┌──

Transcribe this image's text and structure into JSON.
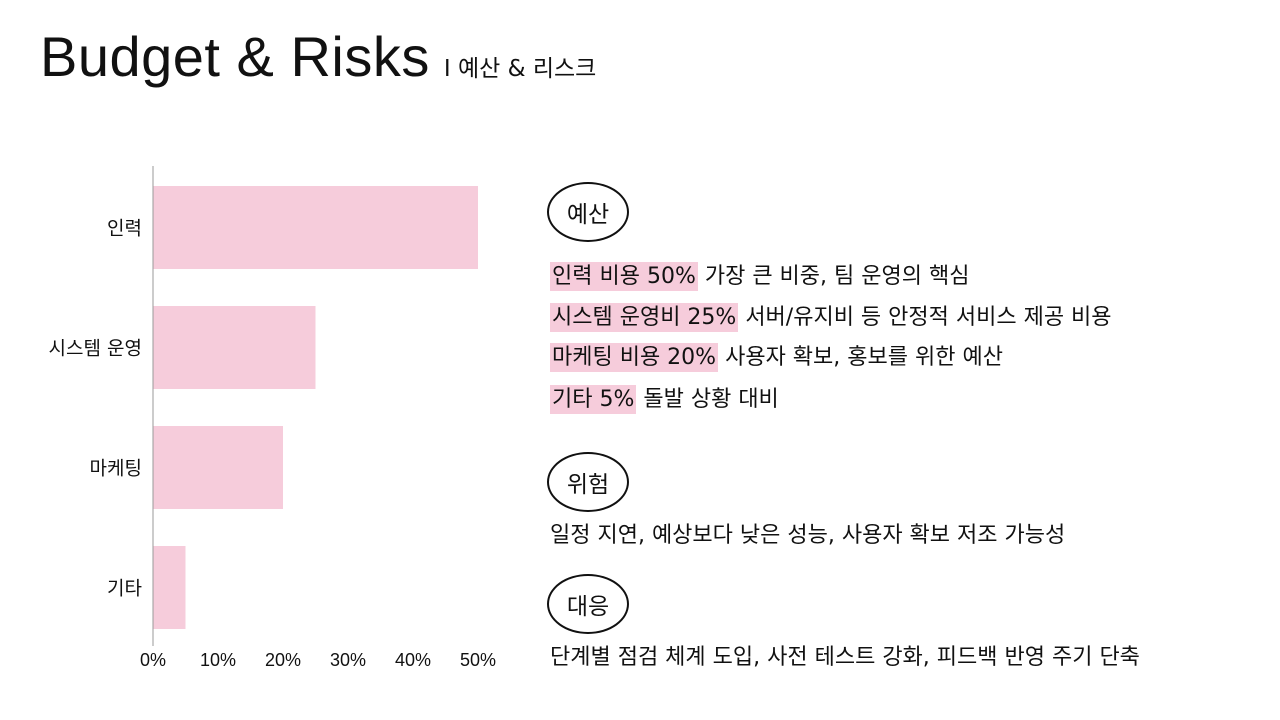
{
  "header": {
    "title": "Budget & Risks",
    "subtitle": "I 예산 & 리스크"
  },
  "chart_data": {
    "type": "bar",
    "orientation": "horizontal",
    "categories": [
      "인력",
      "시스템 운영",
      "마케팅",
      "기타"
    ],
    "values": [
      50,
      25,
      20,
      5
    ],
    "xlim": [
      0,
      50
    ],
    "xticks": [
      "0%",
      "10%",
      "20%",
      "30%",
      "40%",
      "50%"
    ],
    "bar_color": "#f6ccdb",
    "grid": false
  },
  "sections": {
    "budget": {
      "badge": "예산",
      "items": [
        {
          "highlight": "인력 비용 50%",
          "text": " 가장 큰 비중, 팀 운영의 핵심"
        },
        {
          "highlight": "시스템 운영비 25%",
          "text": " 서버/유지비 등 안정적 서비스 제공 비용"
        },
        {
          "highlight": "마케팅 비용 20%",
          "text": " 사용자 확보, 홍보를 위한 예산"
        },
        {
          "highlight": "기타 5%",
          "text": " 돌발 상황 대비"
        }
      ]
    },
    "risk": {
      "badge": "위험",
      "text": "일정 지연, 예상보다 낮은 성능, 사용자 확보 저조 가능성"
    },
    "response": {
      "badge": "대응",
      "text": "단계별 점검 체계 도입, 사전 테스트 강화, 피드백 반영 주기 단축"
    }
  },
  "colors": {
    "highlight": "#f6ccdb",
    "text": "#111111"
  }
}
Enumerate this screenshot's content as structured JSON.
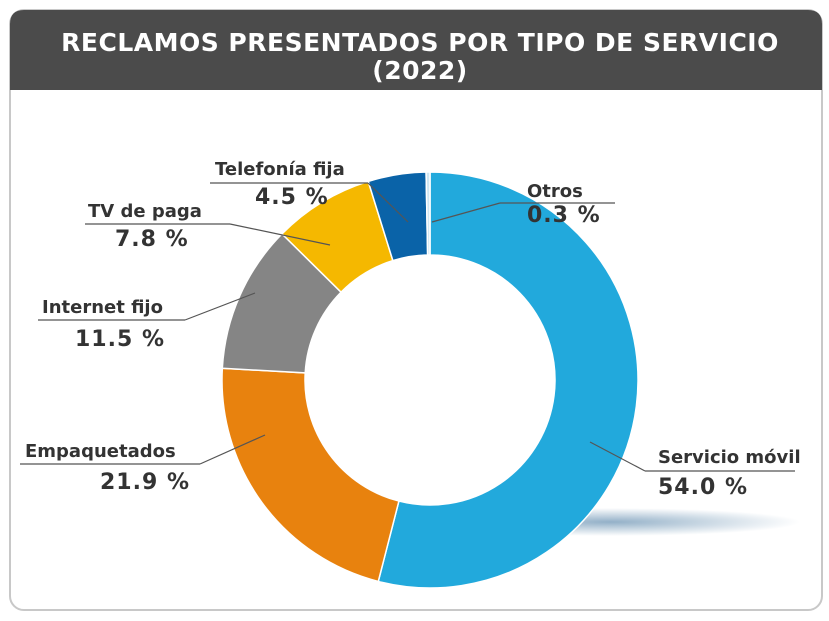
{
  "chart_data": {
    "type": "donut",
    "title": "RECLAMOS PRESENTADOS POR TIPO DE SERVICIO",
    "subtitle": "(2022)",
    "categories": [
      "Servicio móvil",
      "Empaquetados",
      "Internet fijo",
      "TV de paga",
      "Telefonía fija",
      "Otros"
    ],
    "values": [
      54.0,
      21.9,
      11.5,
      7.8,
      4.5,
      0.3
    ],
    "value_labels": [
      "54.0 %",
      "21.9 %",
      "11.5 %",
      "7.8 %",
      "4.5 %",
      "0.3 %"
    ],
    "colors": [
      "#22a9dc",
      "#e8820e",
      "#858585",
      "#f5b800",
      "#0a63a8",
      "#cfe6f2"
    ]
  }
}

└──

#### [OBJECTIVE]
Write out an exact reproduction of the lines from the line that holds "Enumerate this screenshot's" to the bottom of the listing above, both ends included. Exclude pictures.

#### [RESPONSE TO THE EXERCISE]
Enumerate this screenshot's content as structured JSON.
{
  "chart_data": {
    "type": "donut",
    "title": "RECLAMOS PRESENTADOS POR TIPO DE SERVICIO",
    "subtitle": "(2022)",
    "categories": [
      "Servicio móvil",
      "Empaquetados",
      "Internet fijo",
      "TV de paga",
      "Telefonía fija",
      "Otros"
    ],
    "values": [
      54.0,
      21.9,
      11.5,
      7.8,
      4.5,
      0.3
    ],
    "value_labels": [
      "54.0 %",
      "21.9 %",
      "11.5 %",
      "7.8 %",
      "4.5 %",
      "0.3 %"
    ],
    "colors": [
      "#22a9dc",
      "#e8820e",
      "#858585",
      "#f5b800",
      "#0a63a8",
      "#cfe6f2"
    ]
  }
}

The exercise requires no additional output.